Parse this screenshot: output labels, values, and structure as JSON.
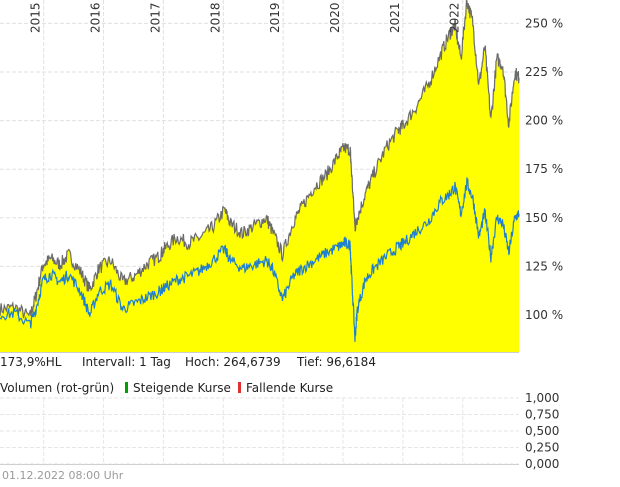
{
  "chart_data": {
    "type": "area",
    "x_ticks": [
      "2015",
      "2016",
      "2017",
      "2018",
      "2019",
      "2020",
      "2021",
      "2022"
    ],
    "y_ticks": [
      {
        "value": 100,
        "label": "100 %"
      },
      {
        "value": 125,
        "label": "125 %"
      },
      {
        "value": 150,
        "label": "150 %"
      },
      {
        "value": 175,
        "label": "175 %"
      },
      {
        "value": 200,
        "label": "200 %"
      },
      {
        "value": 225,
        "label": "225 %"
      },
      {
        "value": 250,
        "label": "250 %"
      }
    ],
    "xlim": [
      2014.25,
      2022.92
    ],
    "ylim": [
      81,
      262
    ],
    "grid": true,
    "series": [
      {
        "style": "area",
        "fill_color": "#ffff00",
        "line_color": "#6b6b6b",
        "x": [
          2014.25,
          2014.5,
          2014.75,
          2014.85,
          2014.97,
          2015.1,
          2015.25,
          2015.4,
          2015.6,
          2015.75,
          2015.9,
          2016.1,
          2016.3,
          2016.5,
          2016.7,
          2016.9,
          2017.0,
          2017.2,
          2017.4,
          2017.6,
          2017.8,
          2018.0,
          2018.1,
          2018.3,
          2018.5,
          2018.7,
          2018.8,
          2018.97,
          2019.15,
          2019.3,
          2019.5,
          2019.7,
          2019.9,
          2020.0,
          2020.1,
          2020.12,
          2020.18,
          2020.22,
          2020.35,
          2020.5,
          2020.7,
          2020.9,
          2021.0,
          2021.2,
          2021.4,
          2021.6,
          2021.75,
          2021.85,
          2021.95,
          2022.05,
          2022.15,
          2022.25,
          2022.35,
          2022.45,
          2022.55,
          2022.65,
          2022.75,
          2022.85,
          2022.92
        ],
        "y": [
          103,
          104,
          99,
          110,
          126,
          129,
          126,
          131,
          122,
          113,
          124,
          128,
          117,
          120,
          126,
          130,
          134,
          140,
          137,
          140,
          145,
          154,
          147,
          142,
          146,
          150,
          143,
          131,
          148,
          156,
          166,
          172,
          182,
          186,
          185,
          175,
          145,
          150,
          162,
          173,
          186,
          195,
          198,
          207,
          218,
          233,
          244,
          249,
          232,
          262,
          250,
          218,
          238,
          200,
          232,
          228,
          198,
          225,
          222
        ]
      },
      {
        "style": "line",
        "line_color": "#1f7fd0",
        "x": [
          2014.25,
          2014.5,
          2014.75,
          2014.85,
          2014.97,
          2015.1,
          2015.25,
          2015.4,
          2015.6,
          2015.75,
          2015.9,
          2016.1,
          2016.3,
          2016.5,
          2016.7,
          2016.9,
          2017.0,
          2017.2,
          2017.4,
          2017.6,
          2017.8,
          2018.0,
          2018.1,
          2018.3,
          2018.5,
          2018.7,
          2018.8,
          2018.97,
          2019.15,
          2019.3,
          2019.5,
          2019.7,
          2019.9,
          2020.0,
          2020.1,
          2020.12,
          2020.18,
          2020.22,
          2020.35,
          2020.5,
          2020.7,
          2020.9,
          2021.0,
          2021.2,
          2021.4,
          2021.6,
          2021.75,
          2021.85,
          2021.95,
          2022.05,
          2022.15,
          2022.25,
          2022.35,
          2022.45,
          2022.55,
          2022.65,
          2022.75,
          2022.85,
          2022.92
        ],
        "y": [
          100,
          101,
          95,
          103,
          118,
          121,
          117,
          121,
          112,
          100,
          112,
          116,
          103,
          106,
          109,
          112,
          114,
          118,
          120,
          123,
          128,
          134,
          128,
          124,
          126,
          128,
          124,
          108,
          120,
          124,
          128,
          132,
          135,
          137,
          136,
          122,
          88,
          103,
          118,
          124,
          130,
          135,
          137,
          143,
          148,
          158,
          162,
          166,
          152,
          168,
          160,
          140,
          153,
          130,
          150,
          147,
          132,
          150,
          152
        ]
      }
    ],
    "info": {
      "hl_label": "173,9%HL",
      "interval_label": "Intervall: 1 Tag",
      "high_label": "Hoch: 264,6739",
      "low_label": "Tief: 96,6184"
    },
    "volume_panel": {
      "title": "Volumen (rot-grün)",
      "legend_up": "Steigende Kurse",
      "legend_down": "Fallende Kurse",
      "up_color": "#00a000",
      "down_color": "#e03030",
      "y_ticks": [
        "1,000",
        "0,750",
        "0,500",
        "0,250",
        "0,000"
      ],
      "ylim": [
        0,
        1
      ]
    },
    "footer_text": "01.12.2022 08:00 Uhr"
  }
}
== == ==
Problem details:
Reproduce the material word for word, minus the images.

Result of this task:
Parse this screenshot: output labels, values, and structure as JSON.
{
  "chart_data": {
    "type": "area",
    "x_ticks": [
      "2015",
      "2016",
      "2017",
      "2018",
      "2019",
      "2020",
      "2021",
      "2022"
    ],
    "y_ticks": [
      {
        "value": 100,
        "label": "100 %"
      },
      {
        "value": 125,
        "label": "125 %"
      },
      {
        "value": 150,
        "label": "150 %"
      },
      {
        "value": 175,
        "label": "175 %"
      },
      {
        "value": 200,
        "label": "200 %"
      },
      {
        "value": 225,
        "label": "225 %"
      },
      {
        "value": 250,
        "label": "250 %"
      }
    ],
    "xlim": [
      2014.25,
      2022.92
    ],
    "ylim": [
      81,
      262
    ],
    "grid": true,
    "series": [
      {
        "style": "area",
        "fill_color": "#ffff00",
        "line_color": "#6b6b6b",
        "x": [
          2014.25,
          2014.5,
          2014.75,
          2014.85,
          2014.97,
          2015.1,
          2015.25,
          2015.4,
          2015.6,
          2015.75,
          2015.9,
          2016.1,
          2016.3,
          2016.5,
          2016.7,
          2016.9,
          2017.0,
          2017.2,
          2017.4,
          2017.6,
          2017.8,
          2018.0,
          2018.1,
          2018.3,
          2018.5,
          2018.7,
          2018.8,
          2018.97,
          2019.15,
          2019.3,
          2019.5,
          2019.7,
          2019.9,
          2020.0,
          2020.1,
          2020.12,
          2020.18,
          2020.22,
          2020.35,
          2020.5,
          2020.7,
          2020.9,
          2021.0,
          2021.2,
          2021.4,
          2021.6,
          2021.75,
          2021.85,
          2021.95,
          2022.05,
          2022.15,
          2022.25,
          2022.35,
          2022.45,
          2022.55,
          2022.65,
          2022.75,
          2022.85,
          2022.92
        ],
        "y": [
          103,
          104,
          99,
          110,
          126,
          129,
          126,
          131,
          122,
          113,
          124,
          128,
          117,
          120,
          126,
          130,
          134,
          140,
          137,
          140,
          145,
          154,
          147,
          142,
          146,
          150,
          143,
          131,
          148,
          156,
          166,
          172,
          182,
          186,
          185,
          175,
          145,
          150,
          162,
          173,
          186,
          195,
          198,
          207,
          218,
          233,
          244,
          249,
          232,
          262,
          250,
          218,
          238,
          200,
          232,
          228,
          198,
          225,
          222
        ]
      },
      {
        "style": "line",
        "line_color": "#1f7fd0",
        "x": [
          2014.25,
          2014.5,
          2014.75,
          2014.85,
          2014.97,
          2015.1,
          2015.25,
          2015.4,
          2015.6,
          2015.75,
          2015.9,
          2016.1,
          2016.3,
          2016.5,
          2016.7,
          2016.9,
          2017.0,
          2017.2,
          2017.4,
          2017.6,
          2017.8,
          2018.0,
          2018.1,
          2018.3,
          2018.5,
          2018.7,
          2018.8,
          2018.97,
          2019.15,
          2019.3,
          2019.5,
          2019.7,
          2019.9,
          2020.0,
          2020.1,
          2020.12,
          2020.18,
          2020.22,
          2020.35,
          2020.5,
          2020.7,
          2020.9,
          2021.0,
          2021.2,
          2021.4,
          2021.6,
          2021.75,
          2021.85,
          2021.95,
          2022.05,
          2022.15,
          2022.25,
          2022.35,
          2022.45,
          2022.55,
          2022.65,
          2022.75,
          2022.85,
          2022.92
        ],
        "y": [
          100,
          101,
          95,
          103,
          118,
          121,
          117,
          121,
          112,
          100,
          112,
          116,
          103,
          106,
          109,
          112,
          114,
          118,
          120,
          123,
          128,
          134,
          128,
          124,
          126,
          128,
          124,
          108,
          120,
          124,
          128,
          132,
          135,
          137,
          136,
          122,
          88,
          103,
          118,
          124,
          130,
          135,
          137,
          143,
          148,
          158,
          162,
          166,
          152,
          168,
          160,
          140,
          153,
          130,
          150,
          147,
          132,
          150,
          152
        ]
      }
    ],
    "info": {
      "hl_label": "173,9%HL",
      "interval_label": "Intervall: 1 Tag",
      "high_label": "Hoch: 264,6739",
      "low_label": "Tief: 96,6184"
    },
    "volume_panel": {
      "title": "Volumen (rot-grün)",
      "legend_up": "Steigende Kurse",
      "legend_down": "Fallende Kurse",
      "up_color": "#00a000",
      "down_color": "#e03030",
      "y_ticks": [
        "1,000",
        "0,750",
        "0,500",
        "0,250",
        "0,000"
      ],
      "ylim": [
        0,
        1
      ]
    },
    "footer_text": "01.12.2022 08:00 Uhr"
  }
}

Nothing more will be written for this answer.